Print the entire listing. Each line must match the original exactly.

'''

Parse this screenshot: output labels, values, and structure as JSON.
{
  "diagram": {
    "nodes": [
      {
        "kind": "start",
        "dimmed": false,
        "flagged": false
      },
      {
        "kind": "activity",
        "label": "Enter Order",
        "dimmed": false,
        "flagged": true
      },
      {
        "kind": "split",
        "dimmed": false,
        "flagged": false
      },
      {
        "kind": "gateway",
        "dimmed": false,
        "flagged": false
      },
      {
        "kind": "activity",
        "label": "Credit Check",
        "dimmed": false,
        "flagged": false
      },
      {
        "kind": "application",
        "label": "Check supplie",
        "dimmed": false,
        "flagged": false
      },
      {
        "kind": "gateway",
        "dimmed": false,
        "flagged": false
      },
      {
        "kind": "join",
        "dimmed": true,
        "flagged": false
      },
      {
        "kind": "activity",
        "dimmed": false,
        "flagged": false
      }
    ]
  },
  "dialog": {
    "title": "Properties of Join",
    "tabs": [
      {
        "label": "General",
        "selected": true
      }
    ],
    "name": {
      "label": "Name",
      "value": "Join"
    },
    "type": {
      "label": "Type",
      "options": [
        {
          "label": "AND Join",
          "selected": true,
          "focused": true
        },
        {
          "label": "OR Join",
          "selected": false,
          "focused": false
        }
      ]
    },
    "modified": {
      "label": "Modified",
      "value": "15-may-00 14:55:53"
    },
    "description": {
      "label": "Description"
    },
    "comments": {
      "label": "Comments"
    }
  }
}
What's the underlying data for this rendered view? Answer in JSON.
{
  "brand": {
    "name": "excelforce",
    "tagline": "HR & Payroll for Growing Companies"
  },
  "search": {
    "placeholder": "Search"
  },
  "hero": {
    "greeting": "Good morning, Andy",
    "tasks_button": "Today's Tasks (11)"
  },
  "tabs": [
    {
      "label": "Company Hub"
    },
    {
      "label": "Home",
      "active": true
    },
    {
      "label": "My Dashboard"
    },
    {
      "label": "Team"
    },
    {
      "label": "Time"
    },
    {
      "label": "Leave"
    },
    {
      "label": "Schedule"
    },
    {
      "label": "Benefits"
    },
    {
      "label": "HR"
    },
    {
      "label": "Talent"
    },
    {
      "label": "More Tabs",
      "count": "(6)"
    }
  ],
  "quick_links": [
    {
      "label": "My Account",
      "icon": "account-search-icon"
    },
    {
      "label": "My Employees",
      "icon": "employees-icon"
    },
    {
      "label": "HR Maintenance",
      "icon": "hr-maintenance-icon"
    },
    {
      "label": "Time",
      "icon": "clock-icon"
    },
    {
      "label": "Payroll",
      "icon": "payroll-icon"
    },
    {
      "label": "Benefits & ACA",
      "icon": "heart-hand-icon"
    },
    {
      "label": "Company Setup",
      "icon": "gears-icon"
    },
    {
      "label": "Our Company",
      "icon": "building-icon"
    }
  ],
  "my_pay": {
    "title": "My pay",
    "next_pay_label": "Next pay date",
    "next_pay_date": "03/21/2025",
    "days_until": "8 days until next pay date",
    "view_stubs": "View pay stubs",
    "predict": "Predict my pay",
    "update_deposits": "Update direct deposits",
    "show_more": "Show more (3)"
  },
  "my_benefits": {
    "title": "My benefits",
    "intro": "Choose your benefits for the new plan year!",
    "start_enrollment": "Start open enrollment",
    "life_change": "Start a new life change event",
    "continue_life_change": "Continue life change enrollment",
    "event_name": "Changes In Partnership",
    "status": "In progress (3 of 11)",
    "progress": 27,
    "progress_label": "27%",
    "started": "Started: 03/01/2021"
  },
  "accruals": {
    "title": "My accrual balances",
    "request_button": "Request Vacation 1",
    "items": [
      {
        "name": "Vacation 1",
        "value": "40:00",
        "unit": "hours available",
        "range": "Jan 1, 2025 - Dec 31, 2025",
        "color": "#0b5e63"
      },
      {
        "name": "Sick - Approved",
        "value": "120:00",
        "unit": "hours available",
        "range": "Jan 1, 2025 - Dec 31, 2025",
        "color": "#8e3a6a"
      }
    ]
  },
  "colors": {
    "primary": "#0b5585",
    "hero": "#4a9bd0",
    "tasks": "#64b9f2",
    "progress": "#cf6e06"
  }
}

'''

Result of this task.
Parse this screenshot: output labels, values, and structure as JSON.
{
  "diagram": {
    "nodes": [
      {
        "kind": "start",
        "dimmed": false,
        "flagged": false
      },
      {
        "kind": "activity",
        "label": "Enter Order",
        "dimmed": false,
        "flagged": true
      },
      {
        "kind": "split",
        "dimmed": false,
        "flagged": false
      },
      {
        "kind": "gateway",
        "dimmed": false,
        "flagged": false
      },
      {
        "kind": "activity",
        "label": "Credit Check",
        "dimmed": false,
        "flagged": false
      },
      {
        "kind": "application",
        "label": "Check supplie",
        "dimmed": false,
        "flagged": false
      },
      {
        "kind": "gateway",
        "dimmed": false,
        "flagged": false
      },
      {
        "kind": "join",
        "dimmed": true,
        "flagged": false
      },
      {
        "kind": "activity",
        "dimmed": false,
        "flagged": false
      }
    ]
  },
  "dialog": {
    "title": "Properties of Join",
    "tabs": [
      {
        "label": "General",
        "selected": true
      }
    ],
    "name": {
      "label": "Name",
      "value": "Join"
    },
    "type": {
      "label": "Type",
      "options": [
        {
          "label": "AND Join",
          "selected": true,
          "focused": true
        },
        {
          "label": "OR Join",
          "selected": false,
          "focused": false
        }
      ]
    },
    "modified": {
      "label": "Modified",
      "value": "15-may-00 14:55:53"
    },
    "description": {
      "label": "Description"
    },
    "comments": {
      "label": "Comments"
    }
  }
}
What's the underlying data for this rendered view? Answer in JSON.
{
  "brand": {
    "name": "excelforce",
    "tagline": "HR & Payroll for Growing Companies"
  },
  "search": {
    "placeholder": "Search"
  },
  "hero": {
    "greeting": "Good morning, Andy",
    "tasks_button": "Today's Tasks (11)"
  },
  "tabs": [
    {
      "label": "Company Hub"
    },
    {
      "label": "Home",
      "active": true
    },
    {
      "label": "My Dashboard"
    },
    {
      "label": "Team"
    },
    {
      "label": "Time"
    },
    {
      "label": "Leave"
    },
    {
      "label": "Schedule"
    },
    {
      "label": "Benefits"
    },
    {
      "label": "HR"
    },
    {
      "label": "Talent"
    },
    {
      "label": "More Tabs",
      "count": "(6)"
    }
  ],
  "quick_links": [
    {
      "label": "My Account",
      "icon": "account-search-icon"
    },
    {
      "label": "My Employees",
      "icon": "employees-icon"
    },
    {
      "label": "HR Maintenance",
      "icon": "hr-maintenance-icon"
    },
    {
      "label": "Time",
      "icon": "clock-icon"
    },
    {
      "label": "Payroll",
      "icon": "payroll-icon"
    },
    {
      "label": "Benefits & ACA",
      "icon": "heart-hand-icon"
    },
    {
      "label": "Company Setup",
      "icon": "gears-icon"
    },
    {
      "label": "Our Company",
      "icon": "building-icon"
    }
  ],
  "my_pay": {
    "title": "My pay",
    "next_pay_label": "Next pay date",
    "next_pay_date": "03/21/2025",
    "days_until": "8 days until next pay date",
    "view_stubs": "View pay stubs",
    "predict": "Predict my pay",
    "update_deposits": "Update direct deposits",
    "show_more": "Show more (3)"
  },
  "my_benefits": {
    "title": "My benefits",
    "intro": "Choose your benefits for the new plan year!",
    "start_enrollment": "Start open enrollment",
    "life_change": "Start a new life change event",
    "continue_life_change": "Continue life change enrollment",
    "event_name": "Changes In Partnership",
    "status": "In progress (3 of 11)",
    "progress": 27,
    "progress_label": "27%",
    "started": "Started: 03/01/2021"
  },
  "accruals": {
    "title": "My accrual balances",
    "request_button": "Request Vacation 1",
    "items": [
      {
        "name": "Vacation 1",
        "value": "40:00",
        "unit": "hours available",
        "range": "Jan 1, 2025 - Dec 31, 2025",
        "color": "#0b5e63"
      },
      {
        "name": "Sick - Approved",
        "value": "120:00",
        "unit": "hours available",
        "range": "Jan 1, 2025 - Dec 31, 2025",
        "color": "#8e3a6a"
      }
    ]
  },
  "colors": {
    "primary": "#0b5585",
    "hero": "#4a9bd0",
    "tasks": "#64b9f2",
    "progress": "#cf6e06"
  }
}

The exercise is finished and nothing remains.